====== Material for this task

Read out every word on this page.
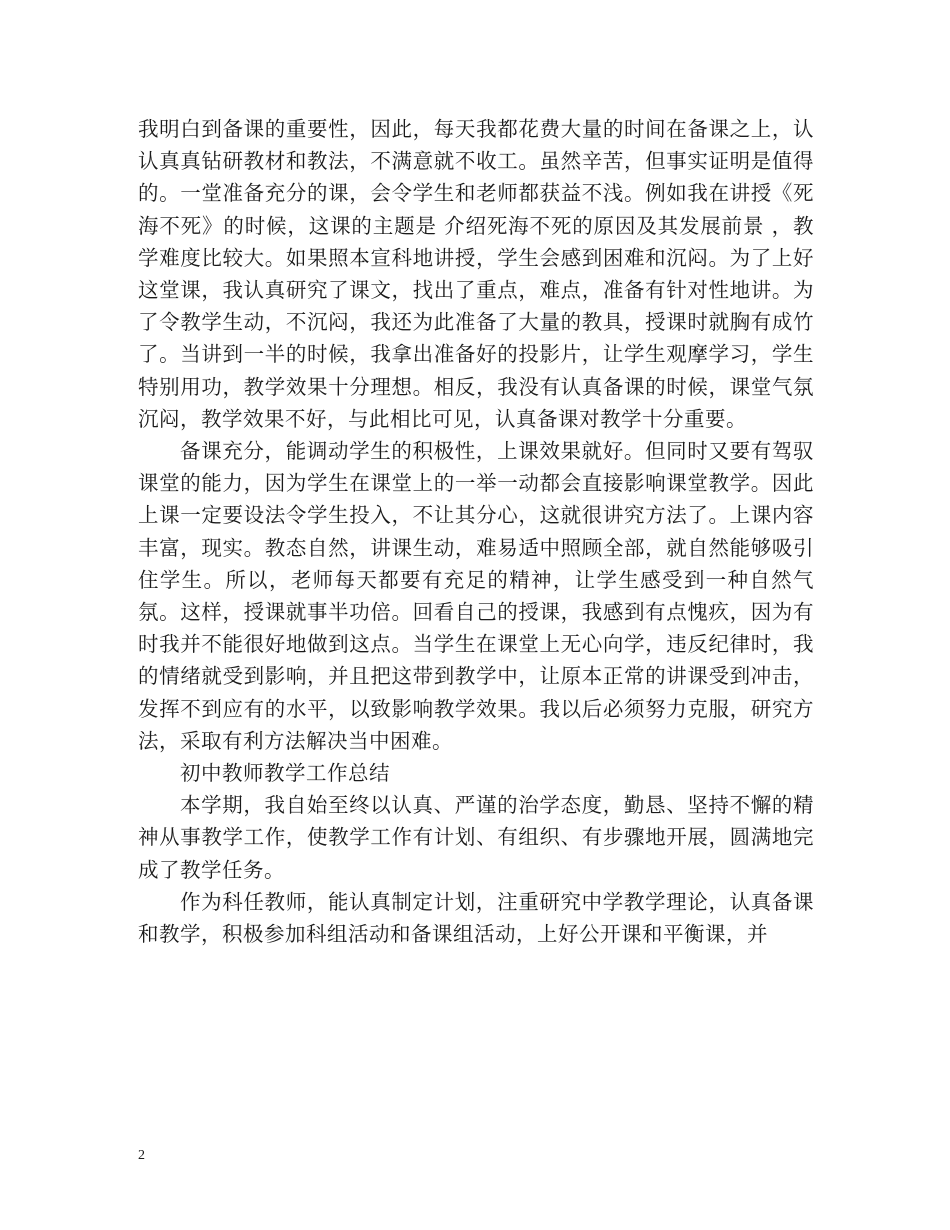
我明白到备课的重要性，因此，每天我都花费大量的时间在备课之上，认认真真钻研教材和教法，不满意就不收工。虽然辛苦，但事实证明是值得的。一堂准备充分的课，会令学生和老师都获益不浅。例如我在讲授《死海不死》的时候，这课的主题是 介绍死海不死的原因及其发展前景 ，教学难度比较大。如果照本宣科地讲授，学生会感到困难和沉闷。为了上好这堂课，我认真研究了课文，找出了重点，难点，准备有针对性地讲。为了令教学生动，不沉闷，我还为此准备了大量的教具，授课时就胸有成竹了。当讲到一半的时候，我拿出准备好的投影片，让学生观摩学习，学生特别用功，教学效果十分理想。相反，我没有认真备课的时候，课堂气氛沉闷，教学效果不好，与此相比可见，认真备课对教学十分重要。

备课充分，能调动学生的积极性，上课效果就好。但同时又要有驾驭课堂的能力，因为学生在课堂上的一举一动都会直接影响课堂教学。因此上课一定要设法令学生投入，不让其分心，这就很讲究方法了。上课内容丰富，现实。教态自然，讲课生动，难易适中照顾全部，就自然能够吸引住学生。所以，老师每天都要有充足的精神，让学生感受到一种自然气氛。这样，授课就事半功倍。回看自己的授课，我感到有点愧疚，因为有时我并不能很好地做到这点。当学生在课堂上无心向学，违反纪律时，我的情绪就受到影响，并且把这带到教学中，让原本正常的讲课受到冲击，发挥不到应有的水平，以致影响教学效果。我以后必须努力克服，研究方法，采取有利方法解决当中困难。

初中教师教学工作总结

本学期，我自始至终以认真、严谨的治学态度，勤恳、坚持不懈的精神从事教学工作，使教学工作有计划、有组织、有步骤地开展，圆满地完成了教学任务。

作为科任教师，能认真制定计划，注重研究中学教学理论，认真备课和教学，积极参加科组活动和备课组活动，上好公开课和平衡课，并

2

============

* _What the task requires_
Copy out all the records exactly, excluding pictures.

* _Output of the task_
Read out every word on this page.
我明白到备课的重要性，因此，每天我都花费大量的时间在备课之上，认认真真钻研教材和教法，不满意就不收工。虽然辛苦，但事实证明是值得的。一堂准备充分的课，会令学生和老师都获益不浅。例如我在讲授《死海不死》的时候，这课的主题是 介绍死海不死的原因及其发展前景 ，教学难度比较大。如果照本宣科地讲授，学生会感到困难和沉闷。为了上好这堂课，我认真研究了课文，找出了重点，难点，准备有针对性地讲。为了令教学生动，不沉闷，我还为此准备了大量的教具，授课时就胸有成竹了。当讲到一半的时候，我拿出准备好的投影片，让学生观摩学习，学生特别用功，教学效果十分理想。相反，我没有认真备课的时候，课堂气氛沉闷，教学效果不好，与此相比可见，认真备课对教学十分重要。

备课充分，能调动学生的积极性，上课效果就好。但同时又要有驾驭课堂的能力，因为学生在课堂上的一举一动都会直接影响课堂教学。因此上课一定要设法令学生投入，不让其分心，这就很讲究方法了。上课内容丰富，现实。教态自然，讲课生动，难易适中照顾全部，就自然能够吸引住学生。所以，老师每天都要有充足的精神，让学生感受到一种自然气氛。这样，授课就事半功倍。回看自己的授课，我感到有点愧疚，因为有时我并不能很好地做到这点。当学生在课堂上无心向学，违反纪律时，我的情绪就受到影响，并且把这带到教学中，让原本正常的讲课受到冲击，发挥不到应有的水平，以致影响教学效果。我以后必须努力克服，研究方法，采取有利方法解决当中困难。

初中教师教学工作总结

本学期，我自始至终以认真、严谨的治学态度，勤恳、坚持不懈的精神从事教学工作，使教学工作有计划、有组织、有步骤地开展，圆满地完成了教学任务。

作为科任教师，能认真制定计划，注重研究中学教学理论，认真备课和教学，积极参加科组活动和备课组活动，上好公开课和平衡课，并

2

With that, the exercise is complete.